## TASK TO CARRY OUT
Select, from the data, each line where "PROGRAMA" occurs.
::::::
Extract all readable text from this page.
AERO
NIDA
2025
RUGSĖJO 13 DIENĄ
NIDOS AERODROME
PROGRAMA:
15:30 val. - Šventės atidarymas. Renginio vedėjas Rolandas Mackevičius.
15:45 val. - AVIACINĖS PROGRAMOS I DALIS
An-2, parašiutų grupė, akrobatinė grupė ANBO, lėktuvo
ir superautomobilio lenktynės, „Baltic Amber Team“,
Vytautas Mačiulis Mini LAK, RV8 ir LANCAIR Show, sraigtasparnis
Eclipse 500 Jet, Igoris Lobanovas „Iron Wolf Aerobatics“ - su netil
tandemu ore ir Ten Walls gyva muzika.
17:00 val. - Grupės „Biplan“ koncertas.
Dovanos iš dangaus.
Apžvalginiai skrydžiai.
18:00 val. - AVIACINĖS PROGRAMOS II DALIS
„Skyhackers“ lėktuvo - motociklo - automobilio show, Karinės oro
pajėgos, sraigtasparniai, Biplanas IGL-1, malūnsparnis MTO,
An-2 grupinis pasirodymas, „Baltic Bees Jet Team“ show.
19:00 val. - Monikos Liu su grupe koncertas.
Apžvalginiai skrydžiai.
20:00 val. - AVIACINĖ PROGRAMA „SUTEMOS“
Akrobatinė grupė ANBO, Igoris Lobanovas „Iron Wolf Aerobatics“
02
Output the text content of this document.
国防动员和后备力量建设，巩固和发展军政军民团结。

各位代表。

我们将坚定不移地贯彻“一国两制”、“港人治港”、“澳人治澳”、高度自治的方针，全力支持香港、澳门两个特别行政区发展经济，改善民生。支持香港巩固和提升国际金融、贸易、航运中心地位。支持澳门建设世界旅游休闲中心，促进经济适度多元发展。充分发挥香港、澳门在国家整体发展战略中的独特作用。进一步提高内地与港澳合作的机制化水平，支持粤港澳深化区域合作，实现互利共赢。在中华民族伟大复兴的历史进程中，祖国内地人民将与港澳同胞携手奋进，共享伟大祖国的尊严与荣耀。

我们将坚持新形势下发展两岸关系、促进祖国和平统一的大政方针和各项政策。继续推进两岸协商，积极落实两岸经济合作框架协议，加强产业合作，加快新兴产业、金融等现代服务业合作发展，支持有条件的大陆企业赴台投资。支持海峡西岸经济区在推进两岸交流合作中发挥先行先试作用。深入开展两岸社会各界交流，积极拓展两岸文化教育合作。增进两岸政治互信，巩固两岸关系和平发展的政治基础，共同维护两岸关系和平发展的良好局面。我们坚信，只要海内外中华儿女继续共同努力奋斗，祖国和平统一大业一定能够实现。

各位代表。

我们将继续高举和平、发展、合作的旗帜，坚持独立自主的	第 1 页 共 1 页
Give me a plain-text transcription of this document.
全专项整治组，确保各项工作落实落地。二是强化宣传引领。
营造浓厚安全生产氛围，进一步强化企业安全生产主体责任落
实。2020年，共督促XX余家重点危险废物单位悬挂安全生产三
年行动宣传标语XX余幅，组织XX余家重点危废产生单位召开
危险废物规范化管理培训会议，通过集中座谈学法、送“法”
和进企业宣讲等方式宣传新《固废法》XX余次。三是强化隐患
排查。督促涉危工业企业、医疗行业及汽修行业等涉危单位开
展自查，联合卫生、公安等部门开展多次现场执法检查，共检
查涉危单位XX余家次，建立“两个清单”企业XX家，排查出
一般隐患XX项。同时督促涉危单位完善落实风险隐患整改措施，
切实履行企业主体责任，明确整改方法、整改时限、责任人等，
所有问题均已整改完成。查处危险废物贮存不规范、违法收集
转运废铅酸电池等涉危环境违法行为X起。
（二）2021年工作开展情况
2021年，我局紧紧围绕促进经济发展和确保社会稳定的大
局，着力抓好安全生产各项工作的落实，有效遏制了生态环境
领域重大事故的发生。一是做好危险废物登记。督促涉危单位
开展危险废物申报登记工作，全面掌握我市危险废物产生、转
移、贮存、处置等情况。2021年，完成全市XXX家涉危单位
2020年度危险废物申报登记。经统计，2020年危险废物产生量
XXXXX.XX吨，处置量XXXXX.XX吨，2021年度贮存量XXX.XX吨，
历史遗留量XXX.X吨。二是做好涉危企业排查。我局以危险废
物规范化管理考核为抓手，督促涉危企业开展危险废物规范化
::::::
## RESULT OF THE TASK
PROGRAMA:
20:00 val. - AVIACINĖ PROGRAMA „SUTEMOS“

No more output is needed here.